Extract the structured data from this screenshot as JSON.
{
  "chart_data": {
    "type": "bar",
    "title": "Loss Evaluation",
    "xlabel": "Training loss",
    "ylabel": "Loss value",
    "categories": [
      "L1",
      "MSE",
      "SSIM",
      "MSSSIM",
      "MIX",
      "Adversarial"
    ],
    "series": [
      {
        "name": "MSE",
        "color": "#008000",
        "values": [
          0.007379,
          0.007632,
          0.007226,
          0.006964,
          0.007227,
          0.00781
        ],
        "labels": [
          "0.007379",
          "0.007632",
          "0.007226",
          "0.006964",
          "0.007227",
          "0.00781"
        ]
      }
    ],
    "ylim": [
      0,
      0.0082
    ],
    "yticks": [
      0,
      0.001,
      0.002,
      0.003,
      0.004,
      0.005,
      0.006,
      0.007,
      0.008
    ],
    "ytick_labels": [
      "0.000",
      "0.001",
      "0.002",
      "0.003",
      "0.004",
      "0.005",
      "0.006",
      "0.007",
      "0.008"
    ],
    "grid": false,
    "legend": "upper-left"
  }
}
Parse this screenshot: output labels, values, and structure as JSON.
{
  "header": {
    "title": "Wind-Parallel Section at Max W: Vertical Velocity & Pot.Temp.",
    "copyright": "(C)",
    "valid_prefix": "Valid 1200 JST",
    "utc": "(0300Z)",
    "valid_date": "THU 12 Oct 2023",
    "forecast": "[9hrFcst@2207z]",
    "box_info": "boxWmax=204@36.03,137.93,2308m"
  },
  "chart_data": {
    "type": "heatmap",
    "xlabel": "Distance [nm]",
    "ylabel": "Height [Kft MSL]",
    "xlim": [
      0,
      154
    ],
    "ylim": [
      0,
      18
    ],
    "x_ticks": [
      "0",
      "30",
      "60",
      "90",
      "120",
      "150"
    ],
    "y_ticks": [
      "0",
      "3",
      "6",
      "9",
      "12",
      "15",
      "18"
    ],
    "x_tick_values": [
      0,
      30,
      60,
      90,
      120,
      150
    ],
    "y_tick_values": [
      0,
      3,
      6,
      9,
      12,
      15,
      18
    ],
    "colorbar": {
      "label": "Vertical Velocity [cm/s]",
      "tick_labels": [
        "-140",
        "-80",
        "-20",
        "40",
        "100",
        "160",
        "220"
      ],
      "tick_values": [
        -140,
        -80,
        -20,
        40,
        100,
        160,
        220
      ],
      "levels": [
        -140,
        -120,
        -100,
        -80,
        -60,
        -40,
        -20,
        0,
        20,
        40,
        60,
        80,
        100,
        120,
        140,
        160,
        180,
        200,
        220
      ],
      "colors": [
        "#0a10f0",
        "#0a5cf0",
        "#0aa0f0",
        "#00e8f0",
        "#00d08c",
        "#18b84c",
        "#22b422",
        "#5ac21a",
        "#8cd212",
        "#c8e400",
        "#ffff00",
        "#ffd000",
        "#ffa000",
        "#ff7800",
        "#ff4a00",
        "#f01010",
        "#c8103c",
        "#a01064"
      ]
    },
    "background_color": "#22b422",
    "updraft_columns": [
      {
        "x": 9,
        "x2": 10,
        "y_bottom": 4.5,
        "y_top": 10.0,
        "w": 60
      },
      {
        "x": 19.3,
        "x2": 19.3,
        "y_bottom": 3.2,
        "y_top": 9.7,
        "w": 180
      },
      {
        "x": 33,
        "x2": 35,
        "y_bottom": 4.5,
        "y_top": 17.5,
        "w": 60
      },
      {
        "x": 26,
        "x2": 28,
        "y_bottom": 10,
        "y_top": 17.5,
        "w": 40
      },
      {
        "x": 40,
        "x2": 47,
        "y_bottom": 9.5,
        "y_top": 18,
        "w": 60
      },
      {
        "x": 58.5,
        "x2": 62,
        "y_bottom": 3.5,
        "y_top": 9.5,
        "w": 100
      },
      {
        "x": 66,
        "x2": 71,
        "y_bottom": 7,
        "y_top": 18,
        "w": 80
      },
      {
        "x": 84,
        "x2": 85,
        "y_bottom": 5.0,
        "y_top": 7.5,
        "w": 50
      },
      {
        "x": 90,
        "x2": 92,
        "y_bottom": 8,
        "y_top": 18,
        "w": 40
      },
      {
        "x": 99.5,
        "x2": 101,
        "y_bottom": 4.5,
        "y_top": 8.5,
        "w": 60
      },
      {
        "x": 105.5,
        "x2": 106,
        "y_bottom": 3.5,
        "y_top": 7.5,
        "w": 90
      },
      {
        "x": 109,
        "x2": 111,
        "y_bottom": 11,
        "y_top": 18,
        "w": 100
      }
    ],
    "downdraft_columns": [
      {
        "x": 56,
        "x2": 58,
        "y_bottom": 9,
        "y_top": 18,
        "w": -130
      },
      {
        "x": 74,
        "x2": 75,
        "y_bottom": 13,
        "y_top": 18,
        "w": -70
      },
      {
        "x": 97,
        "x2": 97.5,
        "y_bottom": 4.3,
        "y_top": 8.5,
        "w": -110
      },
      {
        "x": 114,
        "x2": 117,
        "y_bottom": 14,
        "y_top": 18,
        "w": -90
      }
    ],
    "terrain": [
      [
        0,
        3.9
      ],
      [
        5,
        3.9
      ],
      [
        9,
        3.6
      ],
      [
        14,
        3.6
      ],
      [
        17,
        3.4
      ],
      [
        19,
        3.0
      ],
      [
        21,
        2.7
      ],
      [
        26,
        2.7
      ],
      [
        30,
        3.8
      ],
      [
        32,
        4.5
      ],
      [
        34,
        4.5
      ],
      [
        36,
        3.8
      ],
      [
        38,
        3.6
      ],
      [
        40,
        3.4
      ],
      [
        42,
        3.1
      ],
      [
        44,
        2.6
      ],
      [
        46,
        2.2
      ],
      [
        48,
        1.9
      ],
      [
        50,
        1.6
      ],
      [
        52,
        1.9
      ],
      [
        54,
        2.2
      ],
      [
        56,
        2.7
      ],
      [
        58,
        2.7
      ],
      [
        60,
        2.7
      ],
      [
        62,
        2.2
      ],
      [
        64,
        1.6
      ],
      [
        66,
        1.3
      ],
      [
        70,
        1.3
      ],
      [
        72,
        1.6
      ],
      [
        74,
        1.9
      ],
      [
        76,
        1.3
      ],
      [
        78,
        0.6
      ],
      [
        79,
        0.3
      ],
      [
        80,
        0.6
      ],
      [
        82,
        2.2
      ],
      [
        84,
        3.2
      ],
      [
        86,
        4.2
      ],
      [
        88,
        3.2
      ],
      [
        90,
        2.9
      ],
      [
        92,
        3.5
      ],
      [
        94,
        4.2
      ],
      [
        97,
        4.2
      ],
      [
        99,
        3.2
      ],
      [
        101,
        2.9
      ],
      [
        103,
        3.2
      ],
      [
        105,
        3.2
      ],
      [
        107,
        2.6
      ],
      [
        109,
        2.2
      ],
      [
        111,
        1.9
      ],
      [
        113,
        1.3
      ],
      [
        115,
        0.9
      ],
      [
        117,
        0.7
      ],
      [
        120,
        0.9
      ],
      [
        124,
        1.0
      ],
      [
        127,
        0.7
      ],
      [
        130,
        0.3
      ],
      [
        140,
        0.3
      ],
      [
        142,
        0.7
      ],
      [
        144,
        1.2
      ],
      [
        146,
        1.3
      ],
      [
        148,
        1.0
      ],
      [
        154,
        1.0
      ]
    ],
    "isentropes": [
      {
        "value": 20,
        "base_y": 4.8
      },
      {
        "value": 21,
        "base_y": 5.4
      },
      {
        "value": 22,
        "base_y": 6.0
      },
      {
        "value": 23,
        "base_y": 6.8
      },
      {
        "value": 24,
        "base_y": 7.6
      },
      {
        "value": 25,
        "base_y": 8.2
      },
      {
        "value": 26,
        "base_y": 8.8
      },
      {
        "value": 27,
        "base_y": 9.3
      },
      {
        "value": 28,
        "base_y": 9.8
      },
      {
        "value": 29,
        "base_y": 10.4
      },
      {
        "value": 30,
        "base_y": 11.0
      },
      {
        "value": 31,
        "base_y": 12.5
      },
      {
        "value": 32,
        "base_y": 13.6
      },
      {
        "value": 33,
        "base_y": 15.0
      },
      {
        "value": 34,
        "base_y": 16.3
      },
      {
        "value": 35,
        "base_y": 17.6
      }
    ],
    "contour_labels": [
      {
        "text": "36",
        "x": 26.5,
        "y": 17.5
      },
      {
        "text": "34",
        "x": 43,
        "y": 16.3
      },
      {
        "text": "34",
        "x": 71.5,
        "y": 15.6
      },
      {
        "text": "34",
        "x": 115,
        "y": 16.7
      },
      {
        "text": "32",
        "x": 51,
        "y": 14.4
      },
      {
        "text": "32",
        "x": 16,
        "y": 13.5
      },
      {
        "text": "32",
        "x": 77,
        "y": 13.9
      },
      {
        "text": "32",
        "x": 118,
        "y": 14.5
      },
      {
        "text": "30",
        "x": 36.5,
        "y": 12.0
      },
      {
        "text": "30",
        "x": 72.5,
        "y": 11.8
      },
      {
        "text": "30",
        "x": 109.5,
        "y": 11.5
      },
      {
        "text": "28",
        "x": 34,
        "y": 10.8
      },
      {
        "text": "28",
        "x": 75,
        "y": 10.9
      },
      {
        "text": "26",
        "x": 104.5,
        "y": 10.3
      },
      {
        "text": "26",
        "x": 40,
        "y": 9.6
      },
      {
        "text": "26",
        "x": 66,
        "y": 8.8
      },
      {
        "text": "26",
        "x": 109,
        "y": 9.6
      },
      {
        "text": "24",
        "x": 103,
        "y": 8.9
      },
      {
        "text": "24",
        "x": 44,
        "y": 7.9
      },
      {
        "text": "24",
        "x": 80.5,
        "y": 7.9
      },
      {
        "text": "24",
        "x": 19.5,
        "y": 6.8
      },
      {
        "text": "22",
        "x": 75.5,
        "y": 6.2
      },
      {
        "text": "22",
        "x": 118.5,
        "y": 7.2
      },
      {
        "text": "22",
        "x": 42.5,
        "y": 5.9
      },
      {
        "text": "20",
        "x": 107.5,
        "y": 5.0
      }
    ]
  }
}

# # #

GIVEN REQUEST:
For each line of the listing that holds the word "JSON", show that line.

FINISHED EXERCISE:
Extract the structured data from this screenshot as JSON.
Parse this screenshot: output labels, values, and structure as JSON.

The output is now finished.